--- What this task involves ---
Transcribe the listing in full, excluding any pictures.

___ Data shown ___

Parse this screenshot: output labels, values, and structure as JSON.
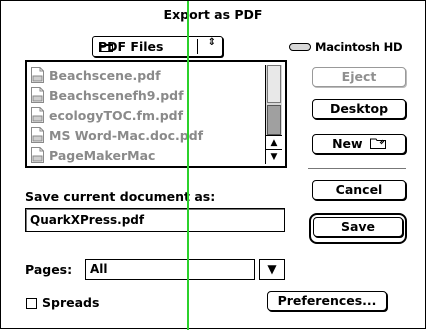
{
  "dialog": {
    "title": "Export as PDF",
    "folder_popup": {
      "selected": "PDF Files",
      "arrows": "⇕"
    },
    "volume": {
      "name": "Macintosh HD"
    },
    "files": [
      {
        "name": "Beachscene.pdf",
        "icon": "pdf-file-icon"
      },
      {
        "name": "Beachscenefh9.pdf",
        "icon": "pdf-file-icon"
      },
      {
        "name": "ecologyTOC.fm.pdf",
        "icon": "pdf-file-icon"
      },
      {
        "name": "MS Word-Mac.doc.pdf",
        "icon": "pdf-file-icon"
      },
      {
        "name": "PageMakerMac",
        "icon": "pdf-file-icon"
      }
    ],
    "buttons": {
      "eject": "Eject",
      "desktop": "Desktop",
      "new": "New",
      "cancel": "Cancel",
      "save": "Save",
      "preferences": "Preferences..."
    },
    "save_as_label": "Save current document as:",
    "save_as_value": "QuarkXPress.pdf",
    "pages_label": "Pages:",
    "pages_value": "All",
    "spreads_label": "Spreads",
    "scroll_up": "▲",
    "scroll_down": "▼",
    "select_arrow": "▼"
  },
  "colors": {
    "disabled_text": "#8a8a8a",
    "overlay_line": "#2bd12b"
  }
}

___

--- The solution ---
Parse this screenshot: output labels, values, and structure as JSON.
{
  "dialog": {
    "title": "Export as PDF",
    "folder_popup": {
      "selected": "PDF Files",
      "arrows": "⇕"
    },
    "volume": {
      "name": "Macintosh HD"
    },
    "files": [
      {
        "name": "Beachscene.pdf",
        "icon": "pdf-file-icon"
      },
      {
        "name": "Beachscenefh9.pdf",
        "icon": "pdf-file-icon"
      },
      {
        "name": "ecologyTOC.fm.pdf",
        "icon": "pdf-file-icon"
      },
      {
        "name": "MS Word-Mac.doc.pdf",
        "icon": "pdf-file-icon"
      },
      {
        "name": "PageMakerMac",
        "icon": "pdf-file-icon"
      }
    ],
    "buttons": {
      "eject": "Eject",
      "desktop": "Desktop",
      "new": "New",
      "cancel": "Cancel",
      "save": "Save",
      "preferences": "Preferences..."
    },
    "save_as_label": "Save current document as:",
    "save_as_value": "QuarkXPress.pdf",
    "pages_label": "Pages:",
    "pages_value": "All",
    "spreads_label": "Spreads",
    "scroll_up": "▲",
    "scroll_down": "▼",
    "select_arrow": "▼"
  },
  "colors": {
    "disabled_text": "#8a8a8a",
    "overlay_line": "#2bd12b"
  }
}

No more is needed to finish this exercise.